What you need to do
Write out the material below again, unchanged.

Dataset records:
——————————
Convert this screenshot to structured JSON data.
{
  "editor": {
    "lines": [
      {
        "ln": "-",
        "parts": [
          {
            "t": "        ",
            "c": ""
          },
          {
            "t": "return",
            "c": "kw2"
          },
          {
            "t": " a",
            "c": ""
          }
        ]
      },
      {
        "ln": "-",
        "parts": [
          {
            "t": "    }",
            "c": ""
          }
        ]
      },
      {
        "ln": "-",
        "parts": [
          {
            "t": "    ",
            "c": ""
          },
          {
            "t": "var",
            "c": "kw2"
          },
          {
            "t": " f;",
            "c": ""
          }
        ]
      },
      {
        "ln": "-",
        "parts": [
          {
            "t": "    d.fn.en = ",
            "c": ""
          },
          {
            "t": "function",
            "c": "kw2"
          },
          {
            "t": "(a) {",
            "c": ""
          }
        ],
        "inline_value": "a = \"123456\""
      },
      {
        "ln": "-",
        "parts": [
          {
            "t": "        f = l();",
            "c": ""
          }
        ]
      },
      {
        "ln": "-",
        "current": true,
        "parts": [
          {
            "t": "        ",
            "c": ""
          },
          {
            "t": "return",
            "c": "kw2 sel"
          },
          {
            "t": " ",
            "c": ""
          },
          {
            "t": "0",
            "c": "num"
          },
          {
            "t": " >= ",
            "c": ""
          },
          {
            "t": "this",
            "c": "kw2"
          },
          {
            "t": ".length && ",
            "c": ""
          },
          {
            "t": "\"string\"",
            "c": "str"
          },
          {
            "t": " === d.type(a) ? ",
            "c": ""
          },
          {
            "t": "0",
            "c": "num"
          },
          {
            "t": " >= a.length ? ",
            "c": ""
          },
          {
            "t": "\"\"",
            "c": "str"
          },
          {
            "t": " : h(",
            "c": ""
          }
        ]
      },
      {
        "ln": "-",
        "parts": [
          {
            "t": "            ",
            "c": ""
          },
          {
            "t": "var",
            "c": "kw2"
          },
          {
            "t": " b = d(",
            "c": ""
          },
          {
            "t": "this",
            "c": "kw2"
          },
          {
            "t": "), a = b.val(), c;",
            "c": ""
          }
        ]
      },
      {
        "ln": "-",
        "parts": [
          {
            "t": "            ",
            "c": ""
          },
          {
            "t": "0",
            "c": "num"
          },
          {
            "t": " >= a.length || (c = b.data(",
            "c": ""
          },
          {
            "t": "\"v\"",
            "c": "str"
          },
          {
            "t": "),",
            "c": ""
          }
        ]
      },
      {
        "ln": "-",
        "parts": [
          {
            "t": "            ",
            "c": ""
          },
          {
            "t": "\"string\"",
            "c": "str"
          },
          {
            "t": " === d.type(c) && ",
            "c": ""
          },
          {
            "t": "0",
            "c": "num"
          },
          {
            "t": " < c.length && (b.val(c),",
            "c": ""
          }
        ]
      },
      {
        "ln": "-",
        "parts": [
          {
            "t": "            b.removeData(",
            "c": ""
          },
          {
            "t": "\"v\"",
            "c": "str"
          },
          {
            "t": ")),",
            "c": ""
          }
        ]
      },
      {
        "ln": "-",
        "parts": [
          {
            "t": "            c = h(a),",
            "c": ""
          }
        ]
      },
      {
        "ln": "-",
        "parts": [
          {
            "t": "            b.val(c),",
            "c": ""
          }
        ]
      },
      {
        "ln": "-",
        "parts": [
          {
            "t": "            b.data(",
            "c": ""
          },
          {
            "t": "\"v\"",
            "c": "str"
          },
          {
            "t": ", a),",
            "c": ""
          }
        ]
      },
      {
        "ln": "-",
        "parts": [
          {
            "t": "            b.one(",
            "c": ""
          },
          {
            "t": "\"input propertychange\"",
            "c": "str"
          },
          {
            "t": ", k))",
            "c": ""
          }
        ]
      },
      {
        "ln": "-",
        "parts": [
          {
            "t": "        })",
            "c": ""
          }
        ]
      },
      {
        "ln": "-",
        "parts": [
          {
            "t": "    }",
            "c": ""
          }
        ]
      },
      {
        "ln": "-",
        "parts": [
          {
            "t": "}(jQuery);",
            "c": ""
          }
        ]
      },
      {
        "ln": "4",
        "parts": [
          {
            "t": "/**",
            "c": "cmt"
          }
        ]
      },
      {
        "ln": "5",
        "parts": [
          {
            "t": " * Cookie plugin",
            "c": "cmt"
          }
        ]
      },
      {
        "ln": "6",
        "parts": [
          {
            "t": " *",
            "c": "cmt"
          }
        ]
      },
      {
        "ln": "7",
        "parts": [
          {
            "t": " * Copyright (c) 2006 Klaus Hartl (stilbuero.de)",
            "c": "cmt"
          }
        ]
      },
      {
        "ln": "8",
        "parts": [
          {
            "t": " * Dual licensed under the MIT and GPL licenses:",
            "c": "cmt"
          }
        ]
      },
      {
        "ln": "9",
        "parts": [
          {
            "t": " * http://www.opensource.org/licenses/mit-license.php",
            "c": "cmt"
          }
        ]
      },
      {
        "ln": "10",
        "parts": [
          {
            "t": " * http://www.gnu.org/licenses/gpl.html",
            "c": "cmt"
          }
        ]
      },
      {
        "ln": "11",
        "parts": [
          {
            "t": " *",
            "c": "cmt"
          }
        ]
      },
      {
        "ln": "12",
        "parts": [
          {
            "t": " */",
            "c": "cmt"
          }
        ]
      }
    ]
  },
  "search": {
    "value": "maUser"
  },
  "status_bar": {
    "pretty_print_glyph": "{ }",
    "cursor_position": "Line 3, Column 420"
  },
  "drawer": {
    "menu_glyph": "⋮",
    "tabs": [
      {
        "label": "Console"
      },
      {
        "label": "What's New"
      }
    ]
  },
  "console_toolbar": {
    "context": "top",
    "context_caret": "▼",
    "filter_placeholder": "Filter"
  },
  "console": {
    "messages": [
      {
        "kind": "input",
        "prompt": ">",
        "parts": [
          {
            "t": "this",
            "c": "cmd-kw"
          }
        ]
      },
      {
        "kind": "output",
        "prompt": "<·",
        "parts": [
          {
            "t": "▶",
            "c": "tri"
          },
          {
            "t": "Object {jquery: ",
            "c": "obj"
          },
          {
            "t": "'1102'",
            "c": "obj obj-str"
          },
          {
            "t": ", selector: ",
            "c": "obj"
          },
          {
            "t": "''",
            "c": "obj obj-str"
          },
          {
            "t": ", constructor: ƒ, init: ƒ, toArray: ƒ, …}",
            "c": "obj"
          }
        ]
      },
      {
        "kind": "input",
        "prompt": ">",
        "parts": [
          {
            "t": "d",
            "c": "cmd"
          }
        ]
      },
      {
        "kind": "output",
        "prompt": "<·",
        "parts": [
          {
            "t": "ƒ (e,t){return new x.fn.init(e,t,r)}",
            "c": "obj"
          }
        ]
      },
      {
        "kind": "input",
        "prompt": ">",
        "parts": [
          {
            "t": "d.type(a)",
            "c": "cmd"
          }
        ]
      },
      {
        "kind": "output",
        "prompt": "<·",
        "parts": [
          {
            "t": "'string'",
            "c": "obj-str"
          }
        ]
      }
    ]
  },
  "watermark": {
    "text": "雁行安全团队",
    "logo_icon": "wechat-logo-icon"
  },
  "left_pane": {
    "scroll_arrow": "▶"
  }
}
——————————
Solution to this exercise
Convert this screenshot to structured JSON data.
{
  "editor": {
    "lines": [
      {
        "ln": "-",
        "parts": [
          {
            "t": "        ",
            "c": ""
          },
          {
            "t": "return",
            "c": "kw2"
          },
          {
            "t": " a",
            "c": ""
          }
        ]
      },
      {
        "ln": "-",
        "parts": [
          {
            "t": "    }",
            "c": ""
          }
        ]
      },
      {
        "ln": "-",
        "parts": [
          {
            "t": "    ",
            "c": ""
          },
          {
            "t": "var",
            "c": "kw2"
          },
          {
            "t": " f;",
            "c": ""
          }
        ]
      },
      {
        "ln": "-",
        "parts": [
          {
            "t": "    d.fn.en = ",
            "c": ""
          },
          {
            "t": "function",
            "c": "kw2"
          },
          {
            "t": "(a) {",
            "c": ""
          }
        ],
        "inline_value": "a = \"123456\""
      },
      {
        "ln": "-",
        "parts": [
          {
            "t": "        f = l();",
            "c": ""
          }
        ]
      },
      {
        "ln": "-",
        "current": true,
        "parts": [
          {
            "t": "        ",
            "c": ""
          },
          {
            "t": "return",
            "c": "kw2 sel"
          },
          {
            "t": " ",
            "c": ""
          },
          {
            "t": "0",
            "c": "num"
          },
          {
            "t": " >= ",
            "c": ""
          },
          {
            "t": "this",
            "c": "kw2"
          },
          {
            "t": ".length && ",
            "c": ""
          },
          {
            "t": "\"string\"",
            "c": "str"
          },
          {
            "t": " === d.type(a) ? ",
            "c": ""
          },
          {
            "t": "0",
            "c": "num"
          },
          {
            "t": " >= a.length ? ",
            "c": ""
          },
          {
            "t": "\"\"",
            "c": "str"
          },
          {
            "t": " : h(",
            "c": ""
          }
        ]
      },
      {
        "ln": "-",
        "parts": [
          {
            "t": "            ",
            "c": ""
          },
          {
            "t": "var",
            "c": "kw2"
          },
          {
            "t": " b = d(",
            "c": ""
          },
          {
            "t": "this",
            "c": "kw2"
          },
          {
            "t": "), a = b.val(), c;",
            "c": ""
          }
        ]
      },
      {
        "ln": "-",
        "parts": [
          {
            "t": "            ",
            "c": ""
          },
          {
            "t": "0",
            "c": "num"
          },
          {
            "t": " >= a.length || (c = b.data(",
            "c": ""
          },
          {
            "t": "\"v\"",
            "c": "str"
          },
          {
            "t": "),",
            "c": ""
          }
        ]
      },
      {
        "ln": "-",
        "parts": [
          {
            "t": "            ",
            "c": ""
          },
          {
            "t": "\"string\"",
            "c": "str"
          },
          {
            "t": " === d.type(c) && ",
            "c": ""
          },
          {
            "t": "0",
            "c": "num"
          },
          {
            "t": " < c.length && (b.val(c),",
            "c": ""
          }
        ]
      },
      {
        "ln": "-",
        "parts": [
          {
            "t": "            b.removeData(",
            "c": ""
          },
          {
            "t": "\"v\"",
            "c": "str"
          },
          {
            "t": ")),",
            "c": ""
          }
        ]
      },
      {
        "ln": "-",
        "parts": [
          {
            "t": "            c = h(a),",
            "c": ""
          }
        ]
      },
      {
        "ln": "-",
        "parts": [
          {
            "t": "            b.val(c),",
            "c": ""
          }
        ]
      },
      {
        "ln": "-",
        "parts": [
          {
            "t": "            b.data(",
            "c": ""
          },
          {
            "t": "\"v\"",
            "c": "str"
          },
          {
            "t": ", a),",
            "c": ""
          }
        ]
      },
      {
        "ln": "-",
        "parts": [
          {
            "t": "            b.one(",
            "c": ""
          },
          {
            "t": "\"input propertychange\"",
            "c": "str"
          },
          {
            "t": ", k))",
            "c": ""
          }
        ]
      },
      {
        "ln": "-",
        "parts": [
          {
            "t": "        })",
            "c": ""
          }
        ]
      },
      {
        "ln": "-",
        "parts": [
          {
            "t": "    }",
            "c": ""
          }
        ]
      },
      {
        "ln": "-",
        "parts": [
          {
            "t": "}(jQuery);",
            "c": ""
          }
        ]
      },
      {
        "ln": "4",
        "parts": [
          {
            "t": "/**",
            "c": "cmt"
          }
        ]
      },
      {
        "ln": "5",
        "parts": [
          {
            "t": " * Cookie plugin",
            "c": "cmt"
          }
        ]
      },
      {
        "ln": "6",
        "parts": [
          {
            "t": " *",
            "c": "cmt"
          }
        ]
      },
      {
        "ln": "7",
        "parts": [
          {
            "t": " * Copyright (c) 2006 Klaus Hartl (stilbuero.de)",
            "c": "cmt"
          }
        ]
      },
      {
        "ln": "8",
        "parts": [
          {
            "t": " * Dual licensed under the MIT and GPL licenses:",
            "c": "cmt"
          }
        ]
      },
      {
        "ln": "9",
        "parts": [
          {
            "t": " * http://www.opensource.org/licenses/mit-license.php",
            "c": "cmt"
          }
        ]
      },
      {
        "ln": "10",
        "parts": [
          {
            "t": " * http://www.gnu.org/licenses/gpl.html",
            "c": "cmt"
          }
        ]
      },
      {
        "ln": "11",
        "parts": [
          {
            "t": " *",
            "c": "cmt"
          }
        ]
      },
      {
        "ln": "12",
        "parts": [
          {
            "t": " */",
            "c": "cmt"
          }
        ]
      }
    ]
  },
  "search": {
    "value": "maUser"
  },
  "status_bar": {
    "pretty_print_glyph": "{ }",
    "cursor_position": "Line 3, Column 420"
  },
  "drawer": {
    "menu_glyph": "⋮",
    "tabs": [
      {
        "label": "Console"
      },
      {
        "label": "What's New"
      }
    ]
  },
  "console_toolbar": {
    "context": "top",
    "context_caret": "▼",
    "filter_placeholder": "Filter"
  },
  "console": {
    "messages": [
      {
        "kind": "input",
        "prompt": ">",
        "parts": [
          {
            "t": "this",
            "c": "cmd-kw"
          }
        ]
      },
      {
        "kind": "output",
        "prompt": "<·",
        "parts": [
          {
            "t": "▶",
            "c": "tri"
          },
          {
            "t": "Object {jquery: ",
            "c": "obj"
          },
          {
            "t": "'1102'",
            "c": "obj obj-str"
          },
          {
            "t": ", selector: ",
            "c": "obj"
          },
          {
            "t": "''",
            "c": "obj obj-str"
          },
          {
            "t": ", constructor: ƒ, init: ƒ, toArray: ƒ, …}",
            "c": "obj"
          }
        ]
      },
      {
        "kind": "input",
        "prompt": ">",
        "parts": [
          {
            "t": "d",
            "c": "cmd"
          }
        ]
      },
      {
        "kind": "output",
        "prompt": "<·",
        "parts": [
          {
            "t": "ƒ (e,t){return new x.fn.init(e,t,r)}",
            "c": "obj"
          }
        ]
      },
      {
        "kind": "input",
        "prompt": ">",
        "parts": [
          {
            "t": "d.type(a)",
            "c": "cmd"
          }
        ]
      },
      {
        "kind": "output",
        "prompt": "<·",
        "parts": [
          {
            "t": "'string'",
            "c": "obj-str"
          }
        ]
      }
    ]
  },
  "watermark": {
    "text": "雁行安全团队",
    "logo_icon": "wechat-logo-icon"
  },
  "left_pane": {
    "scroll_arrow": "▶"
  }
}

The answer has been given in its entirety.